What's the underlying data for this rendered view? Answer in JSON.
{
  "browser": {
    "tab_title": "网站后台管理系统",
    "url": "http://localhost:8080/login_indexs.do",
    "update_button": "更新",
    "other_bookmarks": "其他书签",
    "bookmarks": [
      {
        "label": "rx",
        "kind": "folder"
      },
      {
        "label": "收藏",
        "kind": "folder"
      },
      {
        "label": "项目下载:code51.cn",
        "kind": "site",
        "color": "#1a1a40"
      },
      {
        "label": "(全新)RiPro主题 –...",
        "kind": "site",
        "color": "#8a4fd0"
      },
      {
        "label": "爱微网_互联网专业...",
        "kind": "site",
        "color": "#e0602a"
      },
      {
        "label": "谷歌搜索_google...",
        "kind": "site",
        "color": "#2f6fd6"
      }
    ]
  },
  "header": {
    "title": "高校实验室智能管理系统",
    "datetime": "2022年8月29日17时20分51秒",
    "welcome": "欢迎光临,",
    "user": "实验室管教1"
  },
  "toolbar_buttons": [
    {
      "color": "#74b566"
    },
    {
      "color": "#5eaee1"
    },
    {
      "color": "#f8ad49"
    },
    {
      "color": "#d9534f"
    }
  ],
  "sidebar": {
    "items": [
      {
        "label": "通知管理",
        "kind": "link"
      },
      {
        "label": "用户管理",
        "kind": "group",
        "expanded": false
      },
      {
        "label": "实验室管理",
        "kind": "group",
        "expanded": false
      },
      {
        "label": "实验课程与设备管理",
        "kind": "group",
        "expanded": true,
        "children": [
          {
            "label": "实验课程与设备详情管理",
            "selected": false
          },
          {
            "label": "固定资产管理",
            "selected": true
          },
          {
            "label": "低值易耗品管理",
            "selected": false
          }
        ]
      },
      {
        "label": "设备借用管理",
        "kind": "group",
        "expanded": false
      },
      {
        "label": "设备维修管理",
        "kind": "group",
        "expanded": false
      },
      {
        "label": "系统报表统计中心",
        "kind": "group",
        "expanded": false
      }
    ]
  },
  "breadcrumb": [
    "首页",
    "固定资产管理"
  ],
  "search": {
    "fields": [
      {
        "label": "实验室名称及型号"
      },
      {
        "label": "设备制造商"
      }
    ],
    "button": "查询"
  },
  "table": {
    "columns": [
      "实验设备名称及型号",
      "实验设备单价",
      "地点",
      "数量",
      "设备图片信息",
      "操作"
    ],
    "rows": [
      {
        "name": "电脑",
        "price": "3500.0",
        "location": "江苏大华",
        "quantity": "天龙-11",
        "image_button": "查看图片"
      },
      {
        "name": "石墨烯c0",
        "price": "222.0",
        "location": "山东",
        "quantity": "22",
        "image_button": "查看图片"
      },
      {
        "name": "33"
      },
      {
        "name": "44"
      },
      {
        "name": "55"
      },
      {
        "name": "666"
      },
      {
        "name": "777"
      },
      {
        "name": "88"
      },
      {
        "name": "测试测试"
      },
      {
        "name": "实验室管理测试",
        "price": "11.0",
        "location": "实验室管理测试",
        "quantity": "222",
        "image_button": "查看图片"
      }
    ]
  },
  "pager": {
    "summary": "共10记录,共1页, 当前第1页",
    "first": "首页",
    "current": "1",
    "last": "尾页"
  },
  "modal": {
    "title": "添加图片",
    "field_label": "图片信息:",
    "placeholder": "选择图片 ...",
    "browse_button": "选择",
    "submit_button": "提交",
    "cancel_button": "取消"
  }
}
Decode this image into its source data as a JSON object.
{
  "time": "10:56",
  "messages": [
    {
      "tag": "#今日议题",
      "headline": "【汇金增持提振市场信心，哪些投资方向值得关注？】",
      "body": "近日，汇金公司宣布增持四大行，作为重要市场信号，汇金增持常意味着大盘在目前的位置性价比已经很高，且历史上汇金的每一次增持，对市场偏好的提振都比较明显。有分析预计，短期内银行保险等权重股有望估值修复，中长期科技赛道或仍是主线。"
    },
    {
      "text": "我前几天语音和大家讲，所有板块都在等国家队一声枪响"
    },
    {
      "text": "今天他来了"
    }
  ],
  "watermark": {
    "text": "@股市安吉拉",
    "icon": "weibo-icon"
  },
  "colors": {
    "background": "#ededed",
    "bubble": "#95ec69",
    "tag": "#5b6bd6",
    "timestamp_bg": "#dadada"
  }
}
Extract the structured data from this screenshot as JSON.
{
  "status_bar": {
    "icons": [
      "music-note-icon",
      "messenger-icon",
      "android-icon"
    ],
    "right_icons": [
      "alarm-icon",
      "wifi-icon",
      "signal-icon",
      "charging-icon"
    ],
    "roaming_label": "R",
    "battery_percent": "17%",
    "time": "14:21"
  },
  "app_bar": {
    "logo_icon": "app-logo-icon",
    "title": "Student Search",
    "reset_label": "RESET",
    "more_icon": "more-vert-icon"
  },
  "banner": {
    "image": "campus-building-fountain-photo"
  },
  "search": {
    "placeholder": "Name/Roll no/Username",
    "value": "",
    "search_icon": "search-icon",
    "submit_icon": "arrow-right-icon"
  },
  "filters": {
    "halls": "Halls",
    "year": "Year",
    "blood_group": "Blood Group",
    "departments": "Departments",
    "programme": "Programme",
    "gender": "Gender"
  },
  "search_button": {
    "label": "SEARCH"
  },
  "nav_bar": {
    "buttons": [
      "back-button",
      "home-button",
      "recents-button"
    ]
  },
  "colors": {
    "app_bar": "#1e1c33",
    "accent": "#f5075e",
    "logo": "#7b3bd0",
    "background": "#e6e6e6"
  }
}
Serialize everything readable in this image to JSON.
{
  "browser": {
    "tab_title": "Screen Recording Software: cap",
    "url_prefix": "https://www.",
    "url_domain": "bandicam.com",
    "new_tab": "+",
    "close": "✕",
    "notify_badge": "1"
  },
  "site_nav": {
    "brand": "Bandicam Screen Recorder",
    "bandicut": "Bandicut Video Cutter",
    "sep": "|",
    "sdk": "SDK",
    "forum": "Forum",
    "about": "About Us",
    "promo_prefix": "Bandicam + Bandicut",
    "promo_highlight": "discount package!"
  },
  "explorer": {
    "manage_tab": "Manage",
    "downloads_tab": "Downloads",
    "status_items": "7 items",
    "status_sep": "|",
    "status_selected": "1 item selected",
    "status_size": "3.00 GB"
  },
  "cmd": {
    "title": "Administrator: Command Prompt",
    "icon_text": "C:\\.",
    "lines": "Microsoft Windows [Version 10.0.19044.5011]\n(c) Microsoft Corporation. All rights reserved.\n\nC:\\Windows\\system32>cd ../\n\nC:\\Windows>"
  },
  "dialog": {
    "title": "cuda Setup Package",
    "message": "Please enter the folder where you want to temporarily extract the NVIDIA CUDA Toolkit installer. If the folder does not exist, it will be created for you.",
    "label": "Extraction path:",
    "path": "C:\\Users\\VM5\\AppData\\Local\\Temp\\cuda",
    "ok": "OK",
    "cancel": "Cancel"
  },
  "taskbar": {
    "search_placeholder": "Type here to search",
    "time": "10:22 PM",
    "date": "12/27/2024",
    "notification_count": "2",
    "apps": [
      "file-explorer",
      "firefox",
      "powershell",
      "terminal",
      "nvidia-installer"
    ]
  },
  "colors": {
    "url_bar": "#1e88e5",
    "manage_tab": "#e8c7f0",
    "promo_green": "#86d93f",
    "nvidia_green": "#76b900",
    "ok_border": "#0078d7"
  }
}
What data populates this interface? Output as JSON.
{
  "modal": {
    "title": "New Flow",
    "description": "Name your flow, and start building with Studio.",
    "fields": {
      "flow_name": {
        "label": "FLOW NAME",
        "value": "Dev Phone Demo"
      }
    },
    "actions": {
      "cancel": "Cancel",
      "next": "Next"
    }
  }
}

++++++++++

Tally how many lines of the material contain the word "quantity". The answer must be the number and nothing else.

• Full solution: 3